__Items__:
[start]
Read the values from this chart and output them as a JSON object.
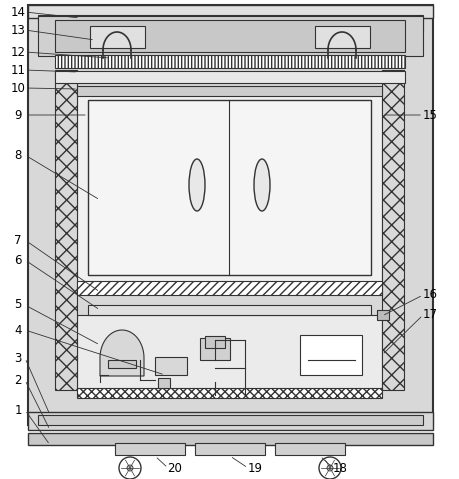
{
  "bg_color": "#ffffff",
  "line_color": "#333333",
  "label_color": "#000000",
  "fig_w": 4.59,
  "fig_h": 4.79,
  "dpi": 100
}
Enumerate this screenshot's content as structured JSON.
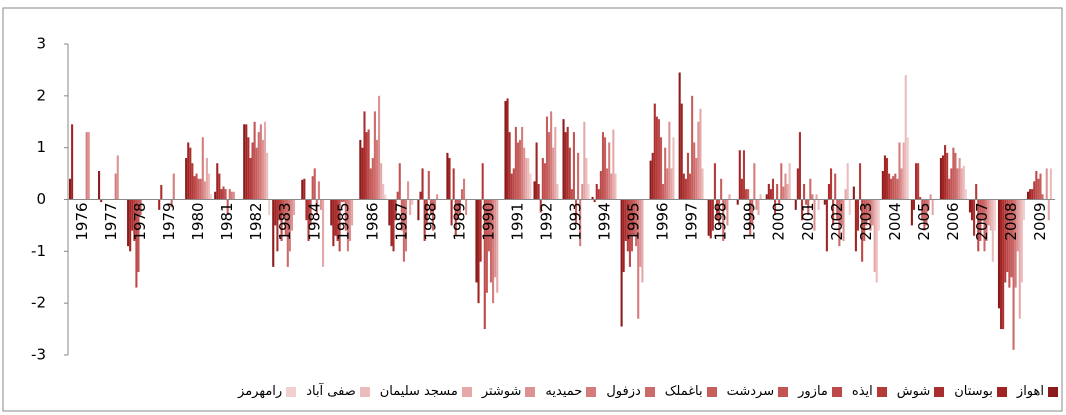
{
  "chart_data": {
    "type": "bar",
    "categories": [
      "1976",
      "1977",
      "1978",
      "1979",
      "1980",
      "1981",
      "1982",
      "1983",
      "1984",
      "1985",
      "1986",
      "1987",
      "1988",
      "1989",
      "1990",
      "1991",
      "1992",
      "1993",
      "1994",
      "1995",
      "1996",
      "1997",
      "1998",
      "1999",
      "2000",
      "2001",
      "2002",
      "2003",
      "2004",
      "2005",
      "2006",
      "2007",
      "2008",
      "2009"
    ],
    "ylim": [
      -3,
      3
    ],
    "yticks": [
      -3,
      -2,
      -1,
      0,
      1,
      2,
      3
    ],
    "series": [
      {
        "name": "اهواز",
        "color": "#8b1a1a",
        "values": [
          0.4,
          0.55,
          -0.9,
          0,
          0.8,
          0.15,
          1.45,
          -1.3,
          0.38,
          -0.5,
          1.15,
          -0.5,
          -0.4,
          0.9,
          -1.6,
          1.9,
          0.35,
          1.55,
          0.05,
          -2.45,
          0.75,
          2.45,
          -0.7,
          -0.1,
          0.1,
          -0.2,
          -0.1,
          0.25,
          0.55,
          -0.5,
          0.8,
          -0.25,
          -2.1,
          0.15
        ]
      },
      {
        "name": "بوستان",
        "color": "#a02424",
        "values": [
          1.45,
          -0.05,
          -1.0,
          -0.2,
          1.1,
          0.7,
          1.45,
          -0.5,
          0.4,
          -0.9,
          1.0,
          -0.9,
          0.15,
          0.8,
          -2.0,
          1.95,
          1.1,
          1.3,
          -0.05,
          -1.4,
          0.9,
          1.85,
          -0.75,
          0.95,
          0.3,
          0.6,
          -1.0,
          -1.0,
          0.85,
          -0.2,
          0.85,
          -0.4,
          -2.5,
          0.2
        ]
      },
      {
        "name": "شوش",
        "color": "#aa2e2e",
        "values": [
          0,
          0,
          -0.6,
          0.28,
          1.0,
          0.5,
          1.2,
          -1.0,
          -0.4,
          -0.7,
          1.7,
          -1.0,
          0.6,
          -0.5,
          -1.2,
          1.3,
          0.3,
          1.4,
          0.3,
          -0.8,
          1.85,
          0.5,
          -0.6,
          0.4,
          0.2,
          1.3,
          0.3,
          -0.6,
          0.8,
          0.7,
          1.05,
          -0.7,
          -2.5,
          0.2
        ]
      },
      {
        "name": "ایذه",
        "color": "#b43a3a",
        "values": [
          0,
          0,
          -0.8,
          0,
          0.7,
          0.2,
          0.8,
          -0.4,
          -0.8,
          -0.8,
          1.3,
          -0.4,
          -0.8,
          0.6,
          0.7,
          0.5,
          -0.25,
          1.0,
          0.2,
          -1.0,
          1.6,
          0.4,
          0.7,
          0.95,
          0.4,
          -0.4,
          0.6,
          0.7,
          0.5,
          0.7,
          0.9,
          0.3,
          -1.6,
          0.35
        ]
      },
      {
        "name": "مازور",
        "color": "#bc4848",
        "values": [
          0,
          0,
          -1.7,
          0,
          0.45,
          0.25,
          1.1,
          -0.8,
          -0.5,
          -1.0,
          1.35,
          0.15,
          -0.5,
          -0.7,
          -2.5,
          0.6,
          0.8,
          0.2,
          0.55,
          -1.3,
          1.55,
          0.9,
          -0.4,
          0.2,
          -0.3,
          0.3,
          -0.5,
          -1.2,
          0.4,
          0.05,
          0.4,
          -1.0,
          -1.4,
          0.55
        ]
      },
      {
        "name": "سردشت",
        "color": "#c25454",
        "values": [
          0,
          0,
          -1.4,
          0,
          0.5,
          0.2,
          1.5,
          -0.3,
          0.45,
          -0.05,
          0.6,
          0.7,
          0.55,
          -0.4,
          -1.8,
          1.4,
          0.7,
          1.3,
          1.3,
          -1.0,
          1.2,
          0.5,
          -0.5,
          0.2,
          0.3,
          -0.1,
          0.5,
          -0.8,
          0.45,
          -0.4,
          0.6,
          -0.8,
          -1.7,
          0.4
        ]
      },
      {
        "name": "باغملک",
        "color": "#c65e5e",
        "values": [
          0,
          0,
          -0.3,
          0,
          0.4,
          -0.3,
          1.0,
          -0.7,
          0.6,
          -0.05,
          0.8,
          -0.6,
          -0.3,
          -0.3,
          -1.0,
          1.1,
          1.6,
          -0.45,
          1.2,
          -0.7,
          0.3,
          2.0,
          0.4,
          -0.7,
          -0.1,
          -0.3,
          -0.4,
          -0.5,
          0.5,
          -0.6,
          1.0,
          -0.4,
          -1.5,
          0.5
        ]
      },
      {
        "name": "دزفول",
        "color": "#cc6a6a",
        "values": [
          0,
          0,
          0,
          -0.15,
          0.4,
          0.2,
          1.3,
          -1.3,
          -0.3,
          -0.6,
          1.7,
          -1.2,
          -0.6,
          0.2,
          -1.6,
          1.15,
          1.3,
          0.9,
          0.6,
          -0.9,
          1.0,
          1.1,
          -0.8,
          -0.5,
          0.7,
          0.4,
          -0.9,
          -0.4,
          0.4,
          -0.5,
          0.9,
          -1.0,
          -2.9,
          0.1
        ]
      },
      {
        "name": "حمیدیه",
        "color": "#d47c7c",
        "values": [
          1.3,
          0.5,
          0,
          0.5,
          1.2,
          0.15,
          1.45,
          -1.0,
          0.35,
          -1.0,
          1.15,
          -1.0,
          -0.2,
          0.4,
          -2.0,
          1.4,
          1.7,
          -0.9,
          1.1,
          -2.3,
          0.6,
          0.8,
          -0.2,
          0.7,
          0.25,
          0.1,
          -0.5,
          -0.6,
          1.1,
          -0.2,
          0.6,
          -0.8,
          -1.7,
          0
        ]
      },
      {
        "name": "شوشتر",
        "color": "#dc9292",
        "values": [
          1.3,
          0.85,
          0,
          0,
          0.35,
          0.15,
          1.15,
          -0.6,
          -0.2,
          -0.8,
          2.0,
          0.35,
          0.1,
          -0.3,
          -1.5,
          1.0,
          1.0,
          0.3,
          0.5,
          -1.3,
          1.5,
          1.5,
          -0.5,
          -0.2,
          0.5,
          -0.6,
          -0.8,
          -0.5,
          0.6,
          0.1,
          0.8,
          -0.5,
          -1.0,
          0.6
        ]
      },
      {
        "name": "مسجد سلیمان",
        "color": "#e4a8a8",
        "values": [
          0,
          0,
          0,
          0,
          0.8,
          0,
          1.5,
          -0.3,
          -1.3,
          -0.5,
          0.7,
          -0.3,
          0,
          0,
          -1.8,
          0.8,
          1.4,
          1.5,
          1.35,
          -1.6,
          0.6,
          1.75,
          0.1,
          -0.3,
          0.3,
          0.1,
          0.2,
          -1.4,
          1.1,
          -0.3,
          0.6,
          -0.6,
          -2.3,
          -0.4
        ]
      },
      {
        "name": "صفی آباد",
        "color": "#ecbcbc",
        "values": [
          0,
          0,
          0,
          0,
          0.5,
          0,
          0.9,
          0,
          0,
          0,
          0.3,
          -0.1,
          0,
          0,
          0,
          0.8,
          0.3,
          0.8,
          0.5,
          0,
          1.2,
          0.6,
          0,
          0.1,
          0.7,
          -0.2,
          0.7,
          -1.6,
          2.4,
          0,
          0.65,
          -1.2,
          -1.6,
          0.6
        ]
      },
      {
        "name": "رامهرمز",
        "color": "#f2cfcf",
        "values": [
          0,
          0,
          0,
          0,
          0.1,
          0,
          -0.3,
          0,
          0,
          0,
          0.1,
          0,
          0,
          0,
          0,
          0.5,
          0,
          0.3,
          0,
          0,
          0,
          0,
          0,
          0,
          0,
          0,
          -0.3,
          -0.6,
          1.2,
          0,
          0.2,
          -0.6,
          -0.4,
          0
        ]
      }
    ]
  }
}
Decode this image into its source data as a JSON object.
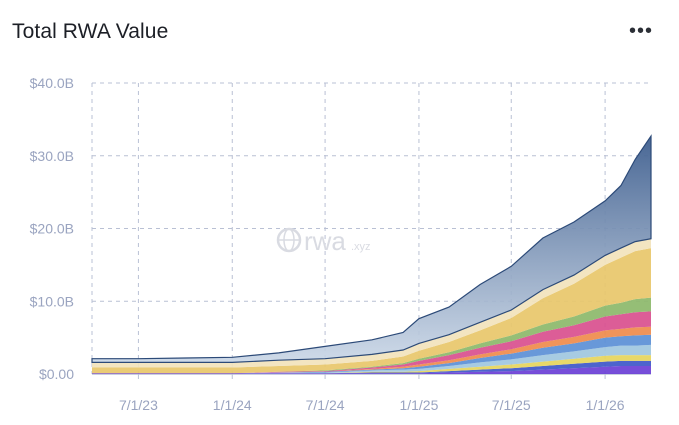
{
  "header": {
    "title": "Total RWA Value",
    "more_icon": "more-horizontal-icon",
    "more_label": "•••"
  },
  "watermark": {
    "brand": "rwa",
    "suffix": ".xyz"
  },
  "chart_data": {
    "type": "area",
    "stacked": true,
    "title": "Total RWA Value",
    "xlabel": "",
    "ylabel": "",
    "ylim": [
      0,
      40
    ],
    "y_unit": "B USD",
    "grid": true,
    "legend": "none",
    "x_ticks": [
      "7/1/23",
      "1/1/24",
      "7/1/24",
      "1/1/25",
      "7/1/25",
      "1/1/26"
    ],
    "y_ticks": [
      "$0.00",
      "$10.0B",
      "$20.0B",
      "$30.0B",
      "$40.0B"
    ],
    "x": [
      "2023-04-01",
      "2023-07-01",
      "2023-10-01",
      "2024-01-01",
      "2024-04-01",
      "2024-07-01",
      "2024-10-01",
      "2024-12-01",
      "2025-01-01",
      "2025-03-01",
      "2025-05-01",
      "2025-07-01",
      "2025-09-01",
      "2025-11-01",
      "2026-01-01",
      "2026-02-01",
      "2026-03-01",
      "2026-04-01"
    ],
    "series": [
      {
        "color": "#6b3fd6",
        "values": [
          0.1,
          0.1,
          0.1,
          0.1,
          0.1,
          0.1,
          0.1,
          0.1,
          0.1,
          0.2,
          0.3,
          0.4,
          0.6,
          0.8,
          1.0,
          1.1,
          1.1,
          1.1
        ]
      },
      {
        "color": "#3e57c9",
        "values": [
          0.0,
          0.0,
          0.0,
          0.0,
          0.0,
          0.0,
          0.1,
          0.1,
          0.1,
          0.2,
          0.3,
          0.4,
          0.5,
          0.6,
          0.7,
          0.7,
          0.7,
          0.7
        ]
      },
      {
        "color": "#e6d55c",
        "values": [
          0.0,
          0.0,
          0.0,
          0.0,
          0.0,
          0.0,
          0.1,
          0.1,
          0.2,
          0.3,
          0.4,
          0.5,
          0.6,
          0.7,
          0.8,
          0.8,
          0.8,
          0.8
        ]
      },
      {
        "color": "#9fc7df",
        "values": [
          0.0,
          0.0,
          0.0,
          0.0,
          0.1,
          0.1,
          0.2,
          0.3,
          0.3,
          0.4,
          0.6,
          0.7,
          0.9,
          1.0,
          1.2,
          1.3,
          1.3,
          1.4
        ]
      },
      {
        "color": "#5b8fd6",
        "values": [
          0.0,
          0.0,
          0.0,
          0.0,
          0.0,
          0.1,
          0.1,
          0.2,
          0.3,
          0.4,
          0.6,
          0.8,
          1.0,
          1.1,
          1.3,
          1.3,
          1.4,
          1.4
        ]
      },
      {
        "color": "#ef8b4c",
        "values": [
          0.0,
          0.0,
          0.0,
          0.0,
          0.0,
          0.0,
          0.1,
          0.2,
          0.3,
          0.4,
          0.5,
          0.6,
          0.8,
          0.9,
          1.0,
          1.0,
          1.1,
          1.1
        ]
      },
      {
        "color": "#d94f8e",
        "values": [
          0.0,
          0.0,
          0.0,
          0.0,
          0.1,
          0.1,
          0.2,
          0.3,
          0.5,
          0.7,
          0.9,
          1.1,
          1.4,
          1.6,
          1.9,
          2.0,
          2.1,
          2.1
        ]
      },
      {
        "color": "#8cb96a",
        "values": [
          0.0,
          0.0,
          0.0,
          0.0,
          0.0,
          0.1,
          0.1,
          0.2,
          0.3,
          0.4,
          0.6,
          0.8,
          1.0,
          1.2,
          1.5,
          1.6,
          1.8,
          1.9
        ]
      },
      {
        "color": "#e8c76a",
        "values": [
          0.8,
          0.8,
          0.8,
          0.8,
          0.8,
          0.8,
          0.8,
          0.9,
          1.1,
          1.4,
          1.8,
          2.4,
          3.6,
          4.5,
          5.6,
          6.2,
          6.6,
          6.8
        ]
      },
      {
        "color": "#f2e3bc",
        "values": [
          0.7,
          0.7,
          0.7,
          0.7,
          0.8,
          0.8,
          0.9,
          0.9,
          1.0,
          1.0,
          1.1,
          1.1,
          1.2,
          1.2,
          1.3,
          1.3,
          1.3,
          1.3
        ]
      },
      {
        "color": "#4a6a98",
        "values": [
          0.5,
          0.5,
          0.6,
          0.7,
          1.0,
          1.7,
          2.0,
          2.4,
          3.4,
          3.8,
          5.2,
          6.0,
          7.1,
          7.3,
          7.5,
          8.6,
          11.3,
          14.1
        ]
      }
    ]
  }
}
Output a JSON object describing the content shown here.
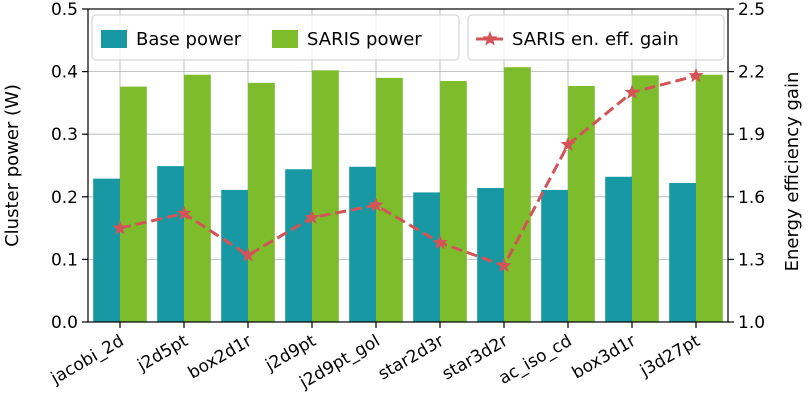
[end]
__Short exercise__: Lines that hold the word "JSON" are the ones to return, every one of them.

__Answer__:
Read the values from this chart and output them as a JSON object.
Enumerate this screenshot's content as structured JSON.
Decode this image into its source data as a JSON object.
Output a JSON object describing the content shown here.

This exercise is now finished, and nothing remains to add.